>> BEGIN GIVEN RECORDS

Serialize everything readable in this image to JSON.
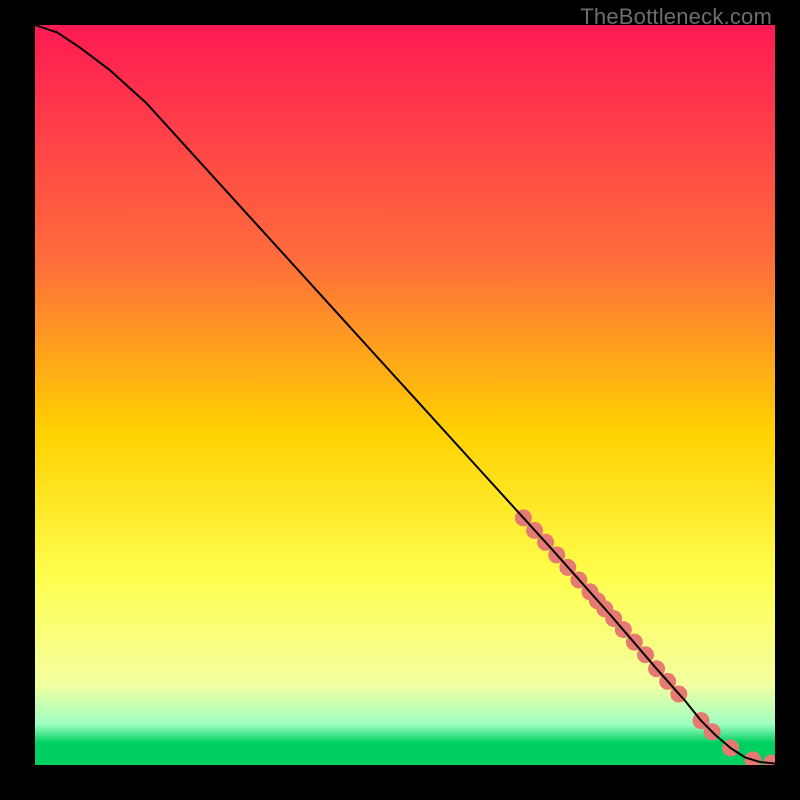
{
  "watermark": "TheBottleneck.com",
  "colors": {
    "top": "#ff1a53",
    "mid1": "#ff6e3b",
    "mid2": "#ffd100",
    "mid3": "#ffff50",
    "mid4": "#f4ffa0",
    "band": "#9effc3",
    "bottom": "#00d060",
    "dot": "#e67a72",
    "line": "#000000"
  },
  "gradient_stops": [
    {
      "offset": 0,
      "key": "top"
    },
    {
      "offset": 32,
      "key": "mid1"
    },
    {
      "offset": 55,
      "key": "mid2"
    },
    {
      "offset": 75,
      "key": "mid3"
    },
    {
      "offset": 89,
      "key": "mid4"
    },
    {
      "offset": 94.5,
      "key": "band"
    },
    {
      "offset": 97,
      "key": "bottom"
    },
    {
      "offset": 100,
      "key": "bottom"
    }
  ],
  "chart_data": {
    "type": "line",
    "title": "",
    "xlabel": "",
    "ylabel": "",
    "xlim": [
      0,
      100
    ],
    "ylim": [
      0,
      100
    ],
    "series": [
      {
        "name": "curve",
        "x": [
          0,
          3,
          6,
          10,
          15,
          20,
          30,
          40,
          50,
          60,
          70,
          78,
          84,
          88,
          90,
          92,
          94,
          96,
          98,
          100
        ],
        "y": [
          100,
          99,
          97,
          94,
          89.5,
          84,
          73,
          62,
          51,
          40,
          29,
          20,
          13,
          8.5,
          6,
          4,
          2.3,
          1,
          0.4,
          0.2
        ]
      }
    ],
    "dots": {
      "name": "sample-points",
      "x": [
        66,
        67.5,
        69,
        70.5,
        72,
        73.5,
        75,
        76,
        77,
        78.2,
        79.5,
        81,
        82.5,
        84,
        85.5,
        87,
        90,
        91.5,
        94,
        97,
        99.5
      ],
      "y": [
        33.4,
        31.7,
        30.1,
        28.4,
        26.7,
        25.0,
        23.4,
        22.2,
        21.1,
        19.8,
        18.3,
        16.6,
        14.9,
        13.0,
        11.3,
        9.6,
        6.0,
        4.5,
        2.3,
        0.7,
        0.25
      ]
    }
  }
}
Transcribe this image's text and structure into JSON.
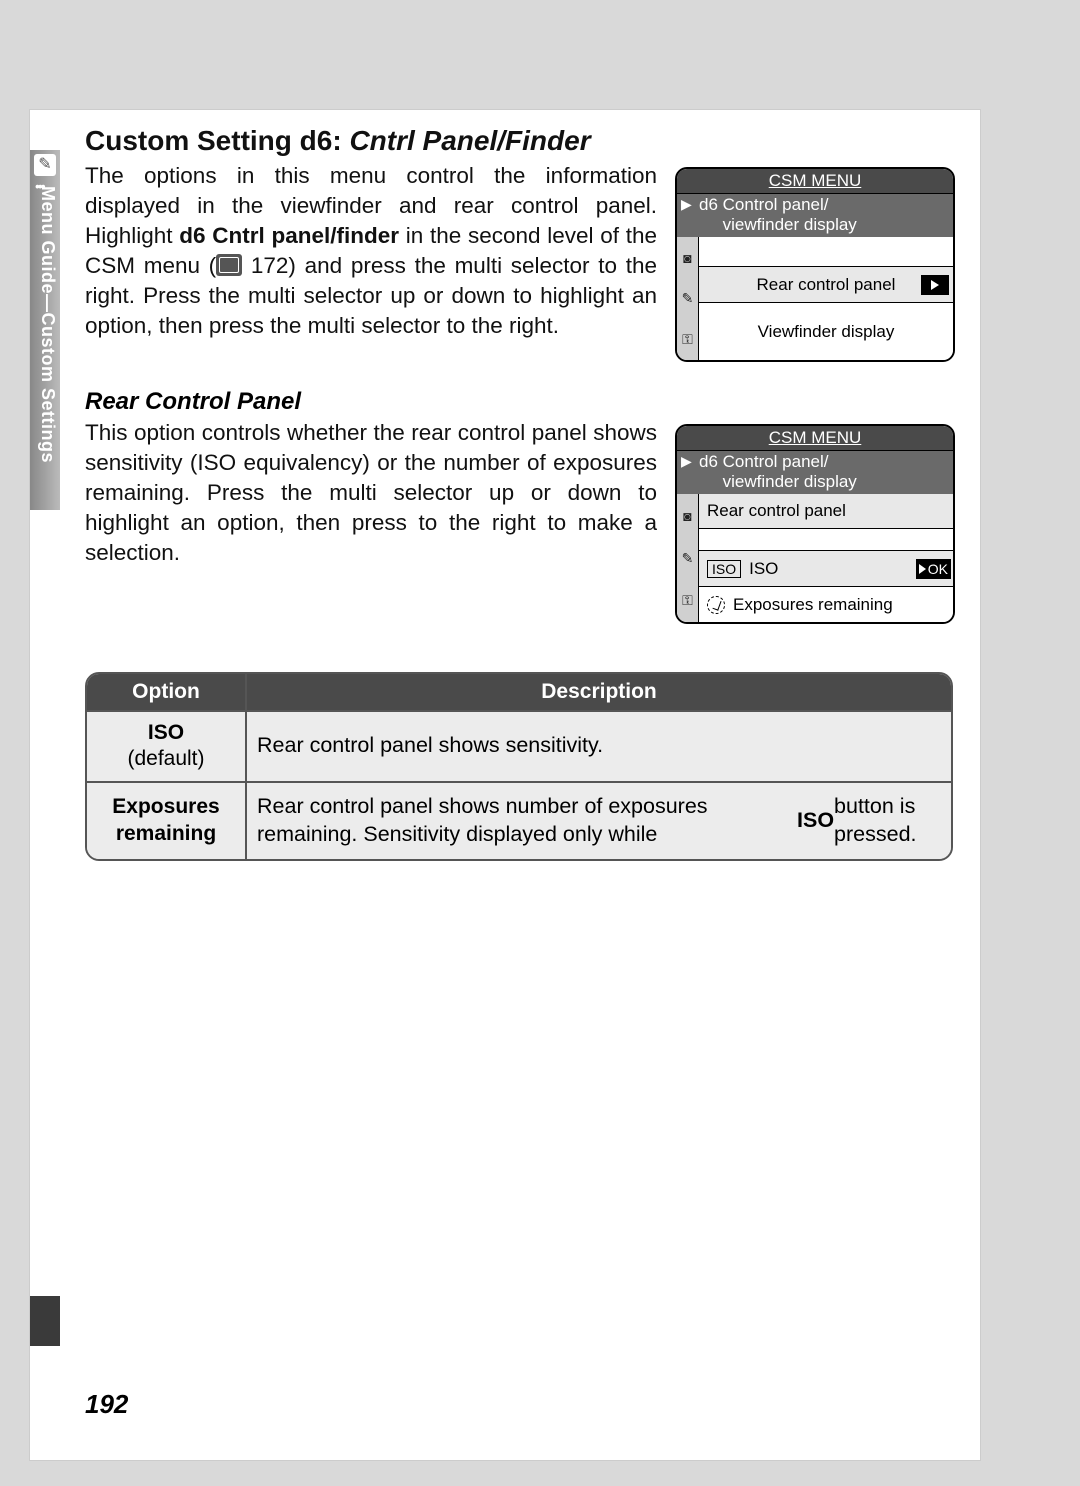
{
  "sidetab": {
    "label": "Menu Guide—Custom Settings"
  },
  "title_plain": "Custom Setting d6: ",
  "title_italic": "Cntrl Panel/Finder",
  "para1_a": "The options in this menu control the information displayed in the viewfinder and rear control panel. Highlight ",
  "para1_bold": "d6 Cntrl panel/finder",
  "para1_b": " in the second level of the CSM menu (",
  "para1_ref": " 172) and press the multi selector to the right.  Press the multi selector up or down to highlight an option, then press the multi selector to the right.",
  "subhead": "Rear Control Panel",
  "para2": "This option controls whether the rear control panel shows sensitivity (ISO equivalency) or the number of exposures remaining.  Press the multi selector up or down to highlight an option, then press to the right to make a selection.",
  "lcd1": {
    "title": "CSM MENU",
    "sub_code": "d6",
    "sub_line1": "Control panel/",
    "sub_line2": "viewfinder display",
    "row1": "Rear control panel",
    "row2": "Viewfinder display"
  },
  "lcd2": {
    "title": "CSM MENU",
    "sub_code": "d6",
    "sub_line1": "Control panel/",
    "sub_line2": "viewfinder display",
    "row_caption": "Rear control panel",
    "iso_box": "ISO",
    "iso_text": "ISO",
    "ok": "OK",
    "exp_text": "Exposures remaining"
  },
  "table": {
    "h1": "Option",
    "h2": "Description",
    "rows": [
      {
        "opt_bold": "ISO",
        "opt_sub": "(default)",
        "desc": "Rear control panel shows sensitivity."
      },
      {
        "opt_bold": "Exposures remaining",
        "opt_sub": "",
        "desc_a": "Rear control panel shows number of exposures remaining.  Sensitivity displayed only while ",
        "desc_bold": "ISO",
        "desc_b": " button is pressed."
      }
    ]
  },
  "page_num": "192"
}
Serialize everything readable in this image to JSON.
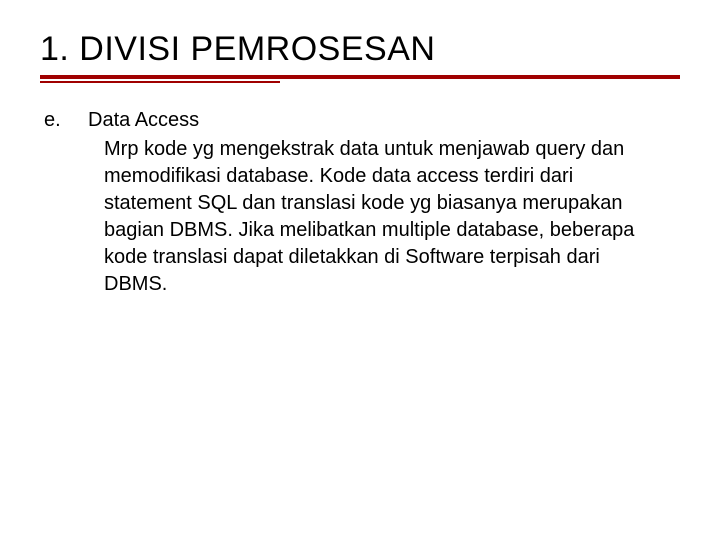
{
  "title": "1. DIVISI PEMROSESAN",
  "item": {
    "marker": "e.",
    "heading": "Data Access",
    "text": "Mrp kode yg mengekstrak data untuk menjawab query dan memodifikasi database. Kode data access terdiri dari statement SQL dan translasi kode yg biasanya merupakan bagian DBMS. Jika melibatkan multiple database, beberapa kode translasi dapat diletakkan di Software terpisah dari DBMS."
  }
}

>> END GIVEN RECORDS

» EXERCISE AIM
Output, exactly, all the records above; include no pictures.

» TASK SOLUTION
Serialize everything readable in this image to JSON.
{
  "watermark": "TheBottleneck.com",
  "colors": {
    "top": "#ff1a53",
    "mid1": "#ff6e3b",
    "mid2": "#ffd100",
    "mid3": "#ffff50",
    "mid4": "#f4ffa0",
    "band": "#9effc3",
    "bottom": "#00d060",
    "dot": "#e67a72",
    "line": "#000000"
  },
  "gradient_stops": [
    {
      "offset": 0,
      "key": "top"
    },
    {
      "offset": 32,
      "key": "mid1"
    },
    {
      "offset": 55,
      "key": "mid2"
    },
    {
      "offset": 75,
      "key": "mid3"
    },
    {
      "offset": 89,
      "key": "mid4"
    },
    {
      "offset": 94.5,
      "key": "band"
    },
    {
      "offset": 97,
      "key": "bottom"
    },
    {
      "offset": 100,
      "key": "bottom"
    }
  ],
  "chart_data": {
    "type": "line",
    "title": "",
    "xlabel": "",
    "ylabel": "",
    "xlim": [
      0,
      100
    ],
    "ylim": [
      0,
      100
    ],
    "series": [
      {
        "name": "curve",
        "x": [
          0,
          3,
          6,
          10,
          15,
          20,
          30,
          40,
          50,
          60,
          70,
          78,
          84,
          88,
          90,
          92,
          94,
          96,
          98,
          100
        ],
        "y": [
          100,
          99,
          97,
          94,
          89.5,
          84,
          73,
          62,
          51,
          40,
          29,
          20,
          13,
          8.5,
          6,
          4,
          2.3,
          1,
          0.4,
          0.2
        ]
      }
    ],
    "dots": {
      "name": "sample-points",
      "x": [
        66,
        67.5,
        69,
        70.5,
        72,
        73.5,
        75,
        76,
        77,
        78.2,
        79.5,
        81,
        82.5,
        84,
        85.5,
        87,
        90,
        91.5,
        94,
        97,
        99.5
      ],
      "y": [
        33.4,
        31.7,
        30.1,
        28.4,
        26.7,
        25.0,
        23.4,
        22.2,
        21.1,
        19.8,
        18.3,
        16.6,
        14.9,
        13.0,
        11.3,
        9.6,
        6.0,
        4.5,
        2.3,
        0.7,
        0.25
      ]
    }
  }
}
Transcribe this image's text and structure into JSON.
{
  "sidetab": {
    "label": "Menu Guide—Custom Settings"
  },
  "title_plain": "Custom Setting d6: ",
  "title_italic": "Cntrl Panel/Finder",
  "para1_a": "The options in this menu control the information displayed in the viewfinder and rear control panel. Highlight ",
  "para1_bold": "d6 Cntrl panel/finder",
  "para1_b": " in the second level of the CSM menu (",
  "para1_ref": " 172) and press the multi selector to the right.  Press the multi selector up or down to highlight an option, then press the multi selector to the right.",
  "subhead": "Rear Control Panel",
  "para2": "This option controls whether the rear control panel shows sensitivity (ISO equivalency) or the number of exposures remaining.  Press the multi selector up or down to highlight an option, then press to the right to make a selection.",
  "lcd1": {
    "title": "CSM MENU",
    "sub_code": "d6",
    "sub_line1": "Control panel/",
    "sub_line2": "viewfinder display",
    "row1": "Rear control panel",
    "row2": "Viewfinder display"
  },
  "lcd2": {
    "title": "CSM MENU",
    "sub_code": "d6",
    "sub_line1": "Control panel/",
    "sub_line2": "viewfinder display",
    "row_caption": "Rear control panel",
    "iso_box": "ISO",
    "iso_text": "ISO",
    "ok": "OK",
    "exp_text": "Exposures remaining"
  },
  "table": {
    "h1": "Option",
    "h2": "Description",
    "rows": [
      {
        "opt_bold": "ISO",
        "opt_sub": "(default)",
        "desc": "Rear control panel shows sensitivity."
      },
      {
        "opt_bold": "Exposures remaining",
        "opt_sub": "",
        "desc_a": "Rear control panel shows number of exposures remaining.  Sensitivity displayed only while ",
        "desc_bold": "ISO",
        "desc_b": " button is pressed."
      }
    ]
  },
  "page_num": "192"
}
Serialize everything readable in this image to JSON.
{
  "title": "1. DIVISI PEMROSESAN",
  "item": {
    "marker": "e.",
    "heading": "Data Access",
    "text": "Mrp kode yg mengekstrak data untuk menjawab query dan memodifikasi database. Kode data access terdiri dari statement SQL dan translasi kode yg biasanya merupakan bagian DBMS. Jika melibatkan multiple database, beberapa kode translasi dapat diletakkan di Software terpisah dari DBMS."
  }
}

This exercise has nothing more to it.